### Exercise directions
Determine how many lines include the word "paquets", then give that number and nothing more.

### Records shown
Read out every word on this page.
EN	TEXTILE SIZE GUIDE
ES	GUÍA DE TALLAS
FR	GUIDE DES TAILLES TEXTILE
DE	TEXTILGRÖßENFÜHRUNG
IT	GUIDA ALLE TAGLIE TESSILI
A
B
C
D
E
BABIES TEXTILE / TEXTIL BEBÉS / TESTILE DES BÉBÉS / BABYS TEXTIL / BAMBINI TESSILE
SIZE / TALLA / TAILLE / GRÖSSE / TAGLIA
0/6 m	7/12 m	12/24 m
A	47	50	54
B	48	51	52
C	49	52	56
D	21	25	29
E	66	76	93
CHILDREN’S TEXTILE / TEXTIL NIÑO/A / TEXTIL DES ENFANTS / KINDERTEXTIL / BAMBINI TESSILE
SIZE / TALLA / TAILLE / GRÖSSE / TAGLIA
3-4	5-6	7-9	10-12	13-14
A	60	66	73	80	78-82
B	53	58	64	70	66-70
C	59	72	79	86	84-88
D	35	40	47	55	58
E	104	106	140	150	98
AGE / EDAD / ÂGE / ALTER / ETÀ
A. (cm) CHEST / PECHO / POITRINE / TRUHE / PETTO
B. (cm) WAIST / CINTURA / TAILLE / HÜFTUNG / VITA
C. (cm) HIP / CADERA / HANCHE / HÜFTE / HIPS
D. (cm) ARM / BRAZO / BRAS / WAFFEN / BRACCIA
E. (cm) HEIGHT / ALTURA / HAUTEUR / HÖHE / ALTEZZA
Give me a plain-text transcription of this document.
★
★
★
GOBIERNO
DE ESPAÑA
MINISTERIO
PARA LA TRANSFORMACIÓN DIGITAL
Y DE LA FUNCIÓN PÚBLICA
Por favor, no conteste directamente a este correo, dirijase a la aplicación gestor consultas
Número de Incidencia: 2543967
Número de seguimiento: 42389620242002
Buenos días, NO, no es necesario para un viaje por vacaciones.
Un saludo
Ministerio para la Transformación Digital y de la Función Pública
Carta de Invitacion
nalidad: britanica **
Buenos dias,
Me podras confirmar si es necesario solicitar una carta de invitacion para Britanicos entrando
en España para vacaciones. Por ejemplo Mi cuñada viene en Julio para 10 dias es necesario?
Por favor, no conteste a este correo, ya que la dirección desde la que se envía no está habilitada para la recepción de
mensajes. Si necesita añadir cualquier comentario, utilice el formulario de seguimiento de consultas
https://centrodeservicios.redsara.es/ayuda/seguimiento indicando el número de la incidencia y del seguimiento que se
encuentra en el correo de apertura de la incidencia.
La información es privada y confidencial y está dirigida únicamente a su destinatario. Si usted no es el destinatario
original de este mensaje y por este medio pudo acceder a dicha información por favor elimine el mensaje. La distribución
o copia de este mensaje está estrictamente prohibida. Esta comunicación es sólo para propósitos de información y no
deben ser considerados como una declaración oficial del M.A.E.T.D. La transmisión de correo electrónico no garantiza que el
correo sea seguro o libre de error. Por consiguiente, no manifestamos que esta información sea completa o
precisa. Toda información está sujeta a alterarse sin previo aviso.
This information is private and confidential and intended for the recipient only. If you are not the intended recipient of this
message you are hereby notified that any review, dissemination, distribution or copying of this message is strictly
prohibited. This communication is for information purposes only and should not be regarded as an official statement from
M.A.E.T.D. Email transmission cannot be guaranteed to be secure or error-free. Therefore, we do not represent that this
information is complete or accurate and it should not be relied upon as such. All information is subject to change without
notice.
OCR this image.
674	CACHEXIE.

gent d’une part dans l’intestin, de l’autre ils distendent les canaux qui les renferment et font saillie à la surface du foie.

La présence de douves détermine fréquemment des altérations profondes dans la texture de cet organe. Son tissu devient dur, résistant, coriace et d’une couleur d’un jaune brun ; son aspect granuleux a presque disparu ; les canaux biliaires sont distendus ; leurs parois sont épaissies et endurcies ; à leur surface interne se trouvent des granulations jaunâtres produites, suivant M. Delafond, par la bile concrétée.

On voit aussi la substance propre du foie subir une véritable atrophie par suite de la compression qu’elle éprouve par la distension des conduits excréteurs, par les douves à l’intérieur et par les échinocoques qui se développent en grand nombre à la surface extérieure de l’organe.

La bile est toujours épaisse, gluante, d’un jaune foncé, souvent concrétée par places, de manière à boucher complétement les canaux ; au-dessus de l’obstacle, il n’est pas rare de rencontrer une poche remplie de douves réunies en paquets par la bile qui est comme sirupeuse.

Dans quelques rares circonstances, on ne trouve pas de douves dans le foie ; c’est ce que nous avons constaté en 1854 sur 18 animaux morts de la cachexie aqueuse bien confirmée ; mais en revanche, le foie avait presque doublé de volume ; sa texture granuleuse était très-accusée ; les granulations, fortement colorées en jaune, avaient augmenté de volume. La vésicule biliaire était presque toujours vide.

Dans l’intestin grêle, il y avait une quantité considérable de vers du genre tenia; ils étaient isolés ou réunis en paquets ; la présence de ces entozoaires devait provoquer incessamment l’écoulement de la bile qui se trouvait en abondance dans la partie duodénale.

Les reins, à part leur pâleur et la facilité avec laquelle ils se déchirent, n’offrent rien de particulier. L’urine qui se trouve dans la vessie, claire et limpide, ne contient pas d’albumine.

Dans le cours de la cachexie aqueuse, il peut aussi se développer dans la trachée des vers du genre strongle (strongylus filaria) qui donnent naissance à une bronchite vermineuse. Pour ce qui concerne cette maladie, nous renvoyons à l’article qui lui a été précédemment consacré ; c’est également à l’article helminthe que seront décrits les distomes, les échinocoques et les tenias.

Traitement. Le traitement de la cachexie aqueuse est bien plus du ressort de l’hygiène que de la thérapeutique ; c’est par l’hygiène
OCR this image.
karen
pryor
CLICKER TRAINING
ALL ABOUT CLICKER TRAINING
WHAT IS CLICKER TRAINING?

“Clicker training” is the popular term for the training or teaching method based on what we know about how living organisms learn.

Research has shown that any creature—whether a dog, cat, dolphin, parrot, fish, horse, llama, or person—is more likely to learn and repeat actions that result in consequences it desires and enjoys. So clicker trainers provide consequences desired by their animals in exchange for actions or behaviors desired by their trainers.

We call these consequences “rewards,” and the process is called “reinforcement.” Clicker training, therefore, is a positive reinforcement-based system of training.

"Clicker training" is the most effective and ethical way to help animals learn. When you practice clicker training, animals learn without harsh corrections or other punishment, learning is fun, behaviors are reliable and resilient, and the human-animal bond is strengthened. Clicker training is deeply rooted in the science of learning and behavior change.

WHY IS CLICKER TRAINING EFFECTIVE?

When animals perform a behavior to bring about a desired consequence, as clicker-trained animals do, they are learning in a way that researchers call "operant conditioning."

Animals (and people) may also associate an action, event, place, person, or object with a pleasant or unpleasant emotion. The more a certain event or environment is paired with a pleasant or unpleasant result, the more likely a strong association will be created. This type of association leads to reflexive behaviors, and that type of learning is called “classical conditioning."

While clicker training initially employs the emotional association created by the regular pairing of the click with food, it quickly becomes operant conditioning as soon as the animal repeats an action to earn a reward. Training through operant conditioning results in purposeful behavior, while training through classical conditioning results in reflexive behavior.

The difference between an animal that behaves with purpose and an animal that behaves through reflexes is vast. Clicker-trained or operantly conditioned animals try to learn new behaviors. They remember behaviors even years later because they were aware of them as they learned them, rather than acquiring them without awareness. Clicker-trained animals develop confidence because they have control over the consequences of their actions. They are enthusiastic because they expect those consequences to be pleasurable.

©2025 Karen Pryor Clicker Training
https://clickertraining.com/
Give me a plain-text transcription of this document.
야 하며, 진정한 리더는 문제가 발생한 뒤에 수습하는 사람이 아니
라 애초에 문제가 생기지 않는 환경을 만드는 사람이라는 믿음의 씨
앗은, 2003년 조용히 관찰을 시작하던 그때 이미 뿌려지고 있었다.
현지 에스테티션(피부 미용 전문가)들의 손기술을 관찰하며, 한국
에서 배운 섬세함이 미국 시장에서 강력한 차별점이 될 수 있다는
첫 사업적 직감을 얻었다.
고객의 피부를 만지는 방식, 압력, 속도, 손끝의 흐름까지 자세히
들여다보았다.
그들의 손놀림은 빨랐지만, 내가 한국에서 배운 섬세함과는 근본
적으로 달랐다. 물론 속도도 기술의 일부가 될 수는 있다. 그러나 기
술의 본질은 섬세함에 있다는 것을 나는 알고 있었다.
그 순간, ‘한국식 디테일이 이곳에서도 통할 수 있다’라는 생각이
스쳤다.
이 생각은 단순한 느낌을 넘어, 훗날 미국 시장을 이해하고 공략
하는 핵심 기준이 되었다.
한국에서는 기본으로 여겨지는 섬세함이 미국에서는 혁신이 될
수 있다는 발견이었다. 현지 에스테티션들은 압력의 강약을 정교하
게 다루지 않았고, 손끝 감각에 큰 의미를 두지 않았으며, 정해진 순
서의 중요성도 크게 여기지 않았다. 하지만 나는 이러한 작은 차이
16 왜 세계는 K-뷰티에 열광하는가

### Written reply
2